Please transcribe the data that follows without the pictures, keeping every word the same.

(Excerpts from a figure dataset)
-- START --

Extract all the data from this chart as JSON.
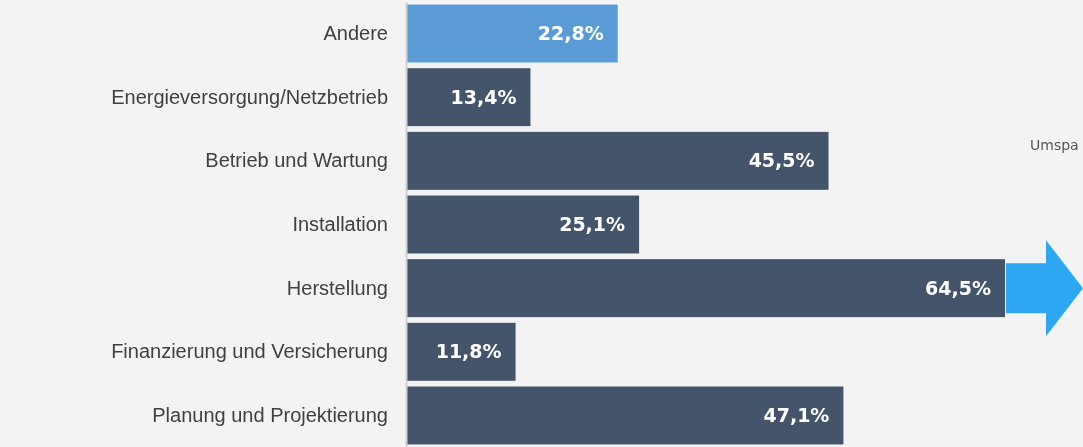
{
  "chart_data": {
    "type": "bar",
    "orientation": "horizontal",
    "categories": [
      "Andere",
      "Energieversorgung/Netzbetrieb",
      "Betrieb und Wartung",
      "Installation",
      "Herstellung",
      "Finanzierung und Versicherung",
      "Planung und Projektierung"
    ],
    "values": [
      22.8,
      13.4,
      45.5,
      25.1,
      64.5,
      11.8,
      47.1
    ],
    "colors": [
      "#5b9bd5",
      "#44546a",
      "#44546a",
      "#44546a",
      "#44546a",
      "#44546a",
      "#44546a"
    ],
    "value_labels": [
      "22,8%",
      "13,4%",
      "45,5%",
      "25,1%",
      "64,5%",
      "11,8%",
      "47,1%"
    ],
    "annotations": [
      "Umspa"
    ]
  }
}
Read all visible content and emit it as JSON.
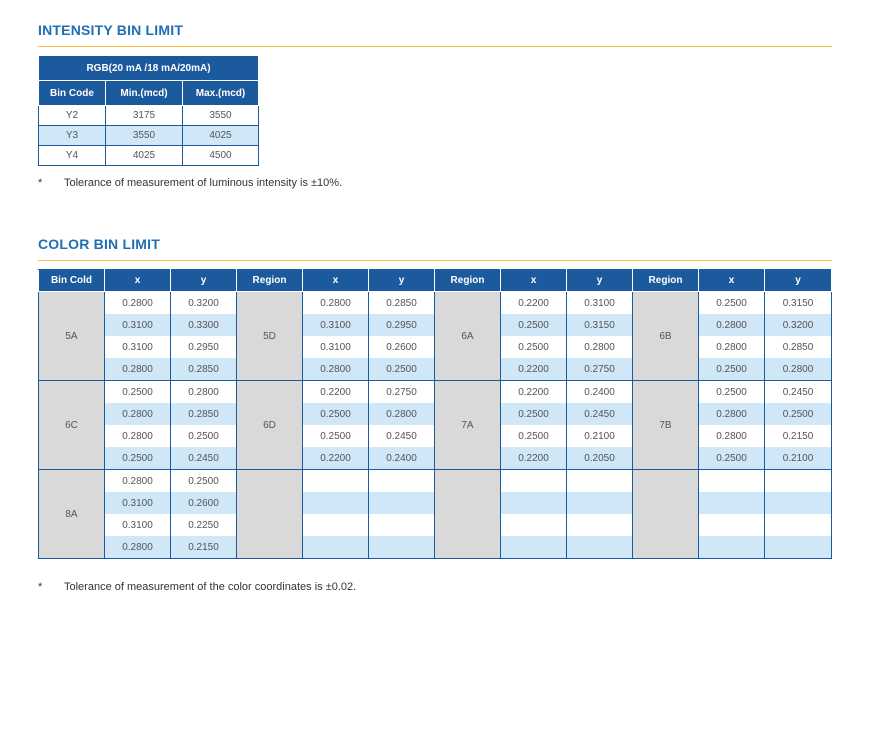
{
  "intensity": {
    "title": "INTENSITY BIN LIMIT",
    "header_group": "RGB(20 mA /18 mA/20mA)",
    "columns": [
      "Bin Code",
      "Min.(mcd)",
      "Max.(mcd)"
    ],
    "rows": [
      [
        "Y2",
        "3175",
        "3550"
      ],
      [
        "Y3",
        "3550",
        "4025"
      ],
      [
        "Y4",
        "4025",
        "4500"
      ]
    ],
    "note_mark": "*",
    "note": "Tolerance of measurement of luminous intensity is ±10%."
  },
  "color": {
    "title": "COLOR BIN LIMIT",
    "columns": [
      "Bin Cold",
      "x",
      "y",
      "Region",
      "x",
      "y",
      "Region",
      "x",
      "y",
      "Region",
      "x",
      "y"
    ],
    "groups": [
      [
        {
          "region": "5A",
          "points": [
            [
              "0.2800",
              "0.3200"
            ],
            [
              "0.3100",
              "0.3300"
            ],
            [
              "0.3100",
              "0.2950"
            ],
            [
              "0.2800",
              "0.2850"
            ]
          ]
        },
        {
          "region": "5D",
          "points": [
            [
              "0.2800",
              "0.2850"
            ],
            [
              "0.3100",
              "0.2950"
            ],
            [
              "0.3100",
              "0.2600"
            ],
            [
              "0.2800",
              "0.2500"
            ]
          ]
        },
        {
          "region": "6A",
          "points": [
            [
              "0.2200",
              "0.3100"
            ],
            [
              "0.2500",
              "0.3150"
            ],
            [
              "0.2500",
              "0.2800"
            ],
            [
              "0.2200",
              "0.2750"
            ]
          ]
        },
        {
          "region": "6B",
          "points": [
            [
              "0.2500",
              "0.3150"
            ],
            [
              "0.2800",
              "0.3200"
            ],
            [
              "0.2800",
              "0.2850"
            ],
            [
              "0.2500",
              "0.2800"
            ]
          ]
        }
      ],
      [
        {
          "region": "6C",
          "points": [
            [
              "0.2500",
              "0.2800"
            ],
            [
              "0.2800",
              "0.2850"
            ],
            [
              "0.2800",
              "0.2500"
            ],
            [
              "0.2500",
              "0.2450"
            ]
          ]
        },
        {
          "region": "6D",
          "points": [
            [
              "0.2200",
              "0.2750"
            ],
            [
              "0.2500",
              "0.2800"
            ],
            [
              "0.2500",
              "0.2450"
            ],
            [
              "0.2200",
              "0.2400"
            ]
          ]
        },
        {
          "region": "7A",
          "points": [
            [
              "0.2200",
              "0.2400"
            ],
            [
              "0.2500",
              "0.2450"
            ],
            [
              "0.2500",
              "0.2100"
            ],
            [
              "0.2200",
              "0.2050"
            ]
          ]
        },
        {
          "region": "7B",
          "points": [
            [
              "0.2500",
              "0.2450"
            ],
            [
              "0.2800",
              "0.2500"
            ],
            [
              "0.2800",
              "0.2150"
            ],
            [
              "0.2500",
              "0.2100"
            ]
          ]
        }
      ],
      [
        {
          "region": "8A",
          "points": [
            [
              "0.2800",
              "0.2500"
            ],
            [
              "0.3100",
              "0.2600"
            ],
            [
              "0.3100",
              "0.2250"
            ],
            [
              "0.2800",
              "0.2150"
            ]
          ]
        },
        {
          "region": "",
          "points": [
            [
              "",
              ""
            ],
            [
              "",
              ""
            ],
            [
              "",
              ""
            ],
            [
              "",
              ""
            ]
          ]
        },
        {
          "region": "",
          "points": [
            [
              "",
              ""
            ],
            [
              "",
              ""
            ],
            [
              "",
              ""
            ],
            [
              "",
              ""
            ]
          ]
        },
        {
          "region": "",
          "points": [
            [
              "",
              ""
            ],
            [
              "",
              ""
            ],
            [
              "",
              ""
            ],
            [
              "",
              ""
            ]
          ]
        }
      ]
    ],
    "note_mark": "*",
    "note": "Tolerance of measurement of the color coordinates is ±0.02."
  },
  "colors": {
    "title_blue": "#1f6fb5",
    "header_blue": "#1c5a9e",
    "rule_yellow": "#f2c33a",
    "row_alt": "#cfe7f7",
    "region_gray": "#d9d9d9"
  }
}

-- END --

# The completed task:
Extract all the data from this chart as JSON.
{
  "chart_data": {
    "type": "bar",
    "orientation": "horizontal",
    "categories": [
      "Andere",
      "Energieversorgung/Netzbetrieb",
      "Betrieb und Wartung",
      "Installation",
      "Herstellung",
      "Finanzierung und Versicherung",
      "Planung und Projektierung"
    ],
    "values": [
      22.8,
      13.4,
      45.5,
      25.1,
      64.5,
      11.8,
      47.1
    ],
    "colors": [
      "#5b9bd5",
      "#44546a",
      "#44546a",
      "#44546a",
      "#44546a",
      "#44546a",
      "#44546a"
    ],
    "value_labels": [
      "22,8%",
      "13,4%",
      "45,5%",
      "25,1%",
      "64,5%",
      "11,8%",
      "47,1%"
    ],
    "annotations": [
      "Umspa"
    ]
  }
}
Read all visible content and emit it as JSON.
{
  "intensity": {
    "title": "INTENSITY BIN LIMIT",
    "header_group": "RGB(20 mA /18 mA/20mA)",
    "columns": [
      "Bin Code",
      "Min.(mcd)",
      "Max.(mcd)"
    ],
    "rows": [
      [
        "Y2",
        "3175",
        "3550"
      ],
      [
        "Y3",
        "3550",
        "4025"
      ],
      [
        "Y4",
        "4025",
        "4500"
      ]
    ],
    "note_mark": "*",
    "note": "Tolerance of measurement of luminous intensity is ±10%."
  },
  "color": {
    "title": "COLOR BIN LIMIT",
    "columns": [
      "Bin Cold",
      "x",
      "y",
      "Region",
      "x",
      "y",
      "Region",
      "x",
      "y",
      "Region",
      "x",
      "y"
    ],
    "groups": [
      [
        {
          "region": "5A",
          "points": [
            [
              "0.2800",
              "0.3200"
            ],
            [
              "0.3100",
              "0.3300"
            ],
            [
              "0.3100",
              "0.2950"
            ],
            [
              "0.2800",
              "0.2850"
            ]
          ]
        },
        {
          "region": "5D",
          "points": [
            [
              "0.2800",
              "0.2850"
            ],
            [
              "0.3100",
              "0.2950"
            ],
            [
              "0.3100",
              "0.2600"
            ],
            [
              "0.2800",
              "0.2500"
            ]
          ]
        },
        {
          "region": "6A",
          "points": [
            [
              "0.2200",
              "0.3100"
            ],
            [
              "0.2500",
              "0.3150"
            ],
            [
              "0.2500",
              "0.2800"
            ],
            [
              "0.2200",
              "0.2750"
            ]
          ]
        },
        {
          "region": "6B",
          "points": [
            [
              "0.2500",
              "0.3150"
            ],
            [
              "0.2800",
              "0.3200"
            ],
            [
              "0.2800",
              "0.2850"
            ],
            [
              "0.2500",
              "0.2800"
            ]
          ]
        }
      ],
      [
        {
          "region": "6C",
          "points": [
            [
              "0.2500",
              "0.2800"
            ],
            [
              "0.2800",
              "0.2850"
            ],
            [
              "0.2800",
              "0.2500"
            ],
            [
              "0.2500",
              "0.2450"
            ]
          ]
        },
        {
          "region": "6D",
          "points": [
            [
              "0.2200",
              "0.2750"
            ],
            [
              "0.2500",
              "0.2800"
            ],
            [
              "0.2500",
              "0.2450"
            ],
            [
              "0.2200",
              "0.2400"
            ]
          ]
        },
        {
          "region": "7A",
          "points": [
            [
              "0.2200",
              "0.2400"
            ],
            [
              "0.2500",
              "0.2450"
            ],
            [
              "0.2500",
              "0.2100"
            ],
            [
              "0.2200",
              "0.2050"
            ]
          ]
        },
        {
          "region": "7B",
          "points": [
            [
              "0.2500",
              "0.2450"
            ],
            [
              "0.2800",
              "0.2500"
            ],
            [
              "0.2800",
              "0.2150"
            ],
            [
              "0.2500",
              "0.2100"
            ]
          ]
        }
      ],
      [
        {
          "region": "8A",
          "points": [
            [
              "0.2800",
              "0.2500"
            ],
            [
              "0.3100",
              "0.2600"
            ],
            [
              "0.3100",
              "0.2250"
            ],
            [
              "0.2800",
              "0.2150"
            ]
          ]
        },
        {
          "region": "",
          "points": [
            [
              "",
              ""
            ],
            [
              "",
              ""
            ],
            [
              "",
              ""
            ],
            [
              "",
              ""
            ]
          ]
        },
        {
          "region": "",
          "points": [
            [
              "",
              ""
            ],
            [
              "",
              ""
            ],
            [
              "",
              ""
            ],
            [
              "",
              ""
            ]
          ]
        },
        {
          "region": "",
          "points": [
            [
              "",
              ""
            ],
            [
              "",
              ""
            ],
            [
              "",
              ""
            ],
            [
              "",
              ""
            ]
          ]
        }
      ]
    ],
    "note_mark": "*",
    "note": "Tolerance of measurement of the color coordinates is ±0.02."
  },
  "colors": {
    "title_blue": "#1f6fb5",
    "header_blue": "#1c5a9e",
    "rule_yellow": "#f2c33a",
    "row_alt": "#cfe7f7",
    "region_gray": "#d9d9d9"
  }
}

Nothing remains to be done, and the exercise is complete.